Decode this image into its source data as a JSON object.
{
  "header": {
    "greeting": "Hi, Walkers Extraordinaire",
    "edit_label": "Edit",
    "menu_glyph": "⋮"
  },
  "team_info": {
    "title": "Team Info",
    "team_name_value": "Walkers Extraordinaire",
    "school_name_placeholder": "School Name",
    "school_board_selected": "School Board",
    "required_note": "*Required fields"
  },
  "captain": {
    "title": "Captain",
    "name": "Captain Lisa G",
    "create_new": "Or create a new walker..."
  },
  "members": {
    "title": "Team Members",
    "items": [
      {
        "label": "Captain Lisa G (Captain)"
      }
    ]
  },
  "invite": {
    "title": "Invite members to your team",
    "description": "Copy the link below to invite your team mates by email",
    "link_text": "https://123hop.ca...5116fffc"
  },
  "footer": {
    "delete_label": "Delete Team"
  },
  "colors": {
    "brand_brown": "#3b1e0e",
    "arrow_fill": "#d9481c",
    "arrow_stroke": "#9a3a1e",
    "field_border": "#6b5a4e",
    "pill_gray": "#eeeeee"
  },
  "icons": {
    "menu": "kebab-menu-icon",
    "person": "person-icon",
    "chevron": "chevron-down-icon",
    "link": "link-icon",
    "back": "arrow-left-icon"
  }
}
* * * * *
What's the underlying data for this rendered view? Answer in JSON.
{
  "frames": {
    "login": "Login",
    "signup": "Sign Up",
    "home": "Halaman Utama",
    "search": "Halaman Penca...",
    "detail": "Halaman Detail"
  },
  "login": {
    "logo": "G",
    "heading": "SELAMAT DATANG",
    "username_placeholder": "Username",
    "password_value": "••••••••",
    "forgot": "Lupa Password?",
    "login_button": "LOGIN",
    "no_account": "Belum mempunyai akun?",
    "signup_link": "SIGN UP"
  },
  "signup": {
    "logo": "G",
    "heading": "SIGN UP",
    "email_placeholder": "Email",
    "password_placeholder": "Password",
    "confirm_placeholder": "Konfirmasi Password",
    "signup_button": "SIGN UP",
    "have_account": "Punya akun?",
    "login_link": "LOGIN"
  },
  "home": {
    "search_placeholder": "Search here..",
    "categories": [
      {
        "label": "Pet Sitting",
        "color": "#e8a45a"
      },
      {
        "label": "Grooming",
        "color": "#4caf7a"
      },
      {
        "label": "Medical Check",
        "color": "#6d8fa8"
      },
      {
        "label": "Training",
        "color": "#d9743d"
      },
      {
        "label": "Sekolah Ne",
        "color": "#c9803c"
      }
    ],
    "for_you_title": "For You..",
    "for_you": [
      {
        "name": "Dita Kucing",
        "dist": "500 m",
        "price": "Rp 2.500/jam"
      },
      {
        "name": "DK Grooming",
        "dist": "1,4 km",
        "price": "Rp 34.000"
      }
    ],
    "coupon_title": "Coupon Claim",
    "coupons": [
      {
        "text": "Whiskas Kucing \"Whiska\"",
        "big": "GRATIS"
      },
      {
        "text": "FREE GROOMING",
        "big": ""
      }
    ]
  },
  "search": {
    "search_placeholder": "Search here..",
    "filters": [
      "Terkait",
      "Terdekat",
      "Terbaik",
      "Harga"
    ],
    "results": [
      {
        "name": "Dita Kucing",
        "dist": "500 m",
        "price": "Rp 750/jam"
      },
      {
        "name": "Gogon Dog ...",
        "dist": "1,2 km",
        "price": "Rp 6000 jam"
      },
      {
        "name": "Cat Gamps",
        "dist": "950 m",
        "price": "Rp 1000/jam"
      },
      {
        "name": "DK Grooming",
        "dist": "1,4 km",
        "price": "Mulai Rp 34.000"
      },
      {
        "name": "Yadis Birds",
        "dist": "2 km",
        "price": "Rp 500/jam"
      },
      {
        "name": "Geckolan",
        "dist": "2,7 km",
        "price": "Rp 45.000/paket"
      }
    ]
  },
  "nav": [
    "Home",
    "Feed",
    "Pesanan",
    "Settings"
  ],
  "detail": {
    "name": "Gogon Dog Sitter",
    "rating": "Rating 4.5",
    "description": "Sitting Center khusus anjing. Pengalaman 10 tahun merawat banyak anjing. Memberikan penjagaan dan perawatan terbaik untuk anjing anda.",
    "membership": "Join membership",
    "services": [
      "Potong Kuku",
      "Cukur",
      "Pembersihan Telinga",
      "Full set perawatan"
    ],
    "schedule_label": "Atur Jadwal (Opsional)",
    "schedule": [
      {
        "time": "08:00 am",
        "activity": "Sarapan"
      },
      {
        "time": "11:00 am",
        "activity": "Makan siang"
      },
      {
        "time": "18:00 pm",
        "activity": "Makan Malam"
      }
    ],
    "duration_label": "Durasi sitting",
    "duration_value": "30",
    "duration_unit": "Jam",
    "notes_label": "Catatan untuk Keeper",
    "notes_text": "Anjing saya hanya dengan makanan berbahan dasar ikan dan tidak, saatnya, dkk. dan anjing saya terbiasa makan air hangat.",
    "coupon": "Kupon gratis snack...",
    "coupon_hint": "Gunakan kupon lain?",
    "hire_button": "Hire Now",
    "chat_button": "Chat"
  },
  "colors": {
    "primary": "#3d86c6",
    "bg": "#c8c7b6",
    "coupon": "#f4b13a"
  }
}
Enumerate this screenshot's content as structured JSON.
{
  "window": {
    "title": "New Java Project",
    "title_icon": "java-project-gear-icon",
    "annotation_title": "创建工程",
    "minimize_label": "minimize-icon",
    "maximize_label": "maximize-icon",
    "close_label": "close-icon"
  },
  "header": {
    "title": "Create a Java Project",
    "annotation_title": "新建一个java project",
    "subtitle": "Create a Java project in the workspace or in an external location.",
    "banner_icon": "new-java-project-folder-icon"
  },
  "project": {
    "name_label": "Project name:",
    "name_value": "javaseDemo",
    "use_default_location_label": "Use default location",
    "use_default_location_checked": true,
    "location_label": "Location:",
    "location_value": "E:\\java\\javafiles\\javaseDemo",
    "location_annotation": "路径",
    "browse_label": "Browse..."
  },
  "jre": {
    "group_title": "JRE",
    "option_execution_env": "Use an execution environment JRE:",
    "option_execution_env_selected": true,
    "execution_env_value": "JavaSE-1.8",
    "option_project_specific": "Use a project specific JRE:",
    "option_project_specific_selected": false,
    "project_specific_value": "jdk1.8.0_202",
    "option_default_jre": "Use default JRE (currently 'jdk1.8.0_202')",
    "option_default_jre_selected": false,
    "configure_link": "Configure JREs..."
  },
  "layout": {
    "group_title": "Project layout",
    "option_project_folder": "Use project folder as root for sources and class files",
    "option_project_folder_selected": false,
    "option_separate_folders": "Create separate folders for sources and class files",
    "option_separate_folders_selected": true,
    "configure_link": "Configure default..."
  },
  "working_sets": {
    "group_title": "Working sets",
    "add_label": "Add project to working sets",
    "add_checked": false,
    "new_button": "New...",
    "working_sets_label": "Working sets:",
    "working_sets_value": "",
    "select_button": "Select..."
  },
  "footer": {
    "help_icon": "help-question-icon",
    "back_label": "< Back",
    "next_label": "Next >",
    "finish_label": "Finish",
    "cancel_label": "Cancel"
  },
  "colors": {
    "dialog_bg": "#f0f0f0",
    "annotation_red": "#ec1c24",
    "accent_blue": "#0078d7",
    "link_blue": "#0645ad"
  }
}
* * * * *
## Aim:
Every line in the data above that contains "this" needs to be copied.

## Response below:
Decode this image into its source data as a JSON object.
What's the underlying data for this rendered view? Answer in JSON.
Enumerate this screenshot's content as structured JSON.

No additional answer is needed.